# Directive
Any pictures in the records below should be skipped; write out everything else exactly.

# Input data

..........

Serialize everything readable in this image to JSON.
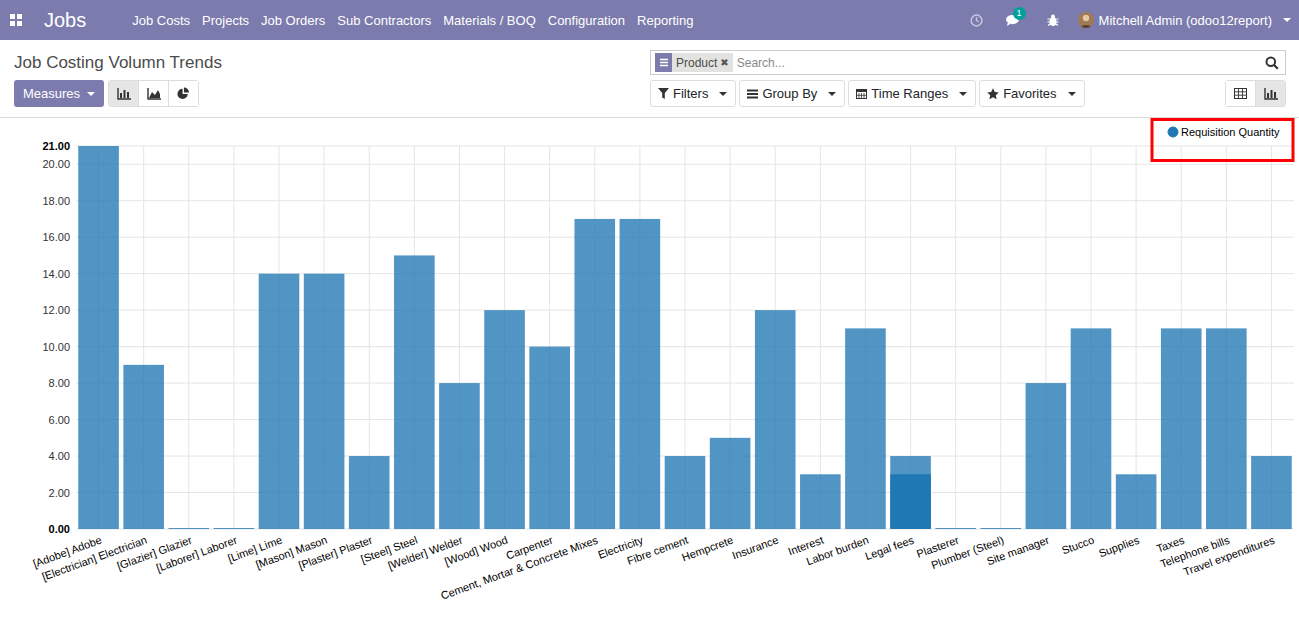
{
  "navbar": {
    "brand": "Jobs",
    "menu": [
      "Job Costs",
      "Projects",
      "Job Orders",
      "Sub Contractors",
      "Materials / BOQ",
      "Configuration",
      "Reporting"
    ],
    "chat_badge": "1",
    "user": "Mitchell Admin (odoo12report)"
  },
  "control_panel": {
    "title": "Job Costing Volumn Trends",
    "search": {
      "facets": [
        {
          "label": "Product",
          "remove": "✖"
        }
      ],
      "placeholder": "Search..."
    },
    "measures": "Measures",
    "chart_types": [
      {
        "kind": "bar",
        "selected": true
      },
      {
        "kind": "line",
        "selected": false
      },
      {
        "kind": "pie",
        "selected": false
      }
    ],
    "filter_buttons": [
      {
        "label": "Filters",
        "kind": "filter"
      },
      {
        "label": "Group By",
        "kind": "groupby"
      },
      {
        "label": "Time Ranges",
        "kind": "calendar"
      },
      {
        "label": "Favorites",
        "kind": "star"
      }
    ],
    "views": [
      {
        "kind": "list",
        "selected": false
      },
      {
        "kind": "graph",
        "selected": true
      }
    ]
  },
  "chart": {
    "y_max": 21,
    "y_ticks": [
      {
        "label": "0.00",
        "value": 0
      },
      {
        "label": "2.00",
        "value": 2
      },
      {
        "label": "4.00",
        "value": 4
      },
      {
        "label": "6.00",
        "value": 6
      },
      {
        "label": "8.00",
        "value": 8
      },
      {
        "label": "10.00",
        "value": 10
      },
      {
        "label": "12.00",
        "value": 12
      },
      {
        "label": "14.00",
        "value": 14
      },
      {
        "label": "16.00",
        "value": 16
      },
      {
        "label": "18.00",
        "value": 18
      },
      {
        "label": "20.00",
        "value": 20
      },
      {
        "label": "21.00",
        "value": 21
      }
    ],
    "categories": [
      "[Adobe] Adobe",
      "[Electrician] Electrician",
      "[Glazier] Glazier",
      "[Laborer] Laborer",
      "[Lime] Lime",
      "[Mason] Mason",
      "[Plaster] Plaster",
      "[Steel] Steel",
      "[Welder] Welder",
      "[Wood] Wood",
      "Carpenter",
      "Cement, Mortar & Concrete Mixes",
      "Electricity",
      "Fibre cement",
      "Hempcrete",
      "Insurance",
      "Interest",
      "Labor burden",
      "Legal fees",
      "Plasterer",
      "Plumber (Steel)",
      "Site manager",
      "Stucco",
      "Supplies",
      "Taxes",
      "Telephone bills",
      "Travel expenditures"
    ],
    "series": [
      {
        "name": "Requisition Quantity",
        "color": "#1f77b4",
        "values": [
          21,
          9,
          0,
          0,
          14,
          14,
          4,
          15,
          8,
          12,
          10,
          17,
          17,
          4,
          5,
          12,
          3,
          11,
          4,
          0,
          0,
          8,
          11,
          3,
          11,
          11,
          4
        ]
      }
    ],
    "legend": {
      "highlighted": true
    },
    "highlight": {
      "index": 18,
      "value": 3
    }
  }
}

..........

# Exercise solution
Serialize everything readable in this image to JSON.
{
  "navbar": {
    "brand": "Jobs",
    "menu": [
      "Job Costs",
      "Projects",
      "Job Orders",
      "Sub Contractors",
      "Materials / BOQ",
      "Configuration",
      "Reporting"
    ],
    "chat_badge": "1",
    "user": "Mitchell Admin (odoo12report)"
  },
  "control_panel": {
    "title": "Job Costing Volumn Trends",
    "search": {
      "facets": [
        {
          "label": "Product",
          "remove": "✖"
        }
      ],
      "placeholder": "Search..."
    },
    "measures": "Measures",
    "chart_types": [
      {
        "kind": "bar",
        "selected": true
      },
      {
        "kind": "line",
        "selected": false
      },
      {
        "kind": "pie",
        "selected": false
      }
    ],
    "filter_buttons": [
      {
        "label": "Filters",
        "kind": "filter"
      },
      {
        "label": "Group By",
        "kind": "groupby"
      },
      {
        "label": "Time Ranges",
        "kind": "calendar"
      },
      {
        "label": "Favorites",
        "kind": "star"
      }
    ],
    "views": [
      {
        "kind": "list",
        "selected": false
      },
      {
        "kind": "graph",
        "selected": true
      }
    ]
  },
  "chart": {
    "y_max": 21,
    "y_ticks": [
      {
        "label": "0.00",
        "value": 0
      },
      {
        "label": "2.00",
        "value": 2
      },
      {
        "label": "4.00",
        "value": 4
      },
      {
        "label": "6.00",
        "value": 6
      },
      {
        "label": "8.00",
        "value": 8
      },
      {
        "label": "10.00",
        "value": 10
      },
      {
        "label": "12.00",
        "value": 12
      },
      {
        "label": "14.00",
        "value": 14
      },
      {
        "label": "16.00",
        "value": 16
      },
      {
        "label": "18.00",
        "value": 18
      },
      {
        "label": "20.00",
        "value": 20
      },
      {
        "label": "21.00",
        "value": 21
      }
    ],
    "categories": [
      "[Adobe] Adobe",
      "[Electrician] Electrician",
      "[Glazier] Glazier",
      "[Laborer] Laborer",
      "[Lime] Lime",
      "[Mason] Mason",
      "[Plaster] Plaster",
      "[Steel] Steel",
      "[Welder] Welder",
      "[Wood] Wood",
      "Carpenter",
      "Cement, Mortar & Concrete Mixes",
      "Electricity",
      "Fibre cement",
      "Hempcrete",
      "Insurance",
      "Interest",
      "Labor burden",
      "Legal fees",
      "Plasterer",
      "Plumber (Steel)",
      "Site manager",
      "Stucco",
      "Supplies",
      "Taxes",
      "Telephone bills",
      "Travel expenditures"
    ],
    "series": [
      {
        "name": "Requisition Quantity",
        "color": "#1f77b4",
        "values": [
          21,
          9,
          0,
          0,
          14,
          14,
          4,
          15,
          8,
          12,
          10,
          17,
          17,
          4,
          5,
          12,
          3,
          11,
          4,
          0,
          0,
          8,
          11,
          3,
          11,
          11,
          4
        ]
      }
    ],
    "legend": {
      "highlighted": true
    },
    "highlight": {
      "index": 18,
      "value": 3
    }
  }
}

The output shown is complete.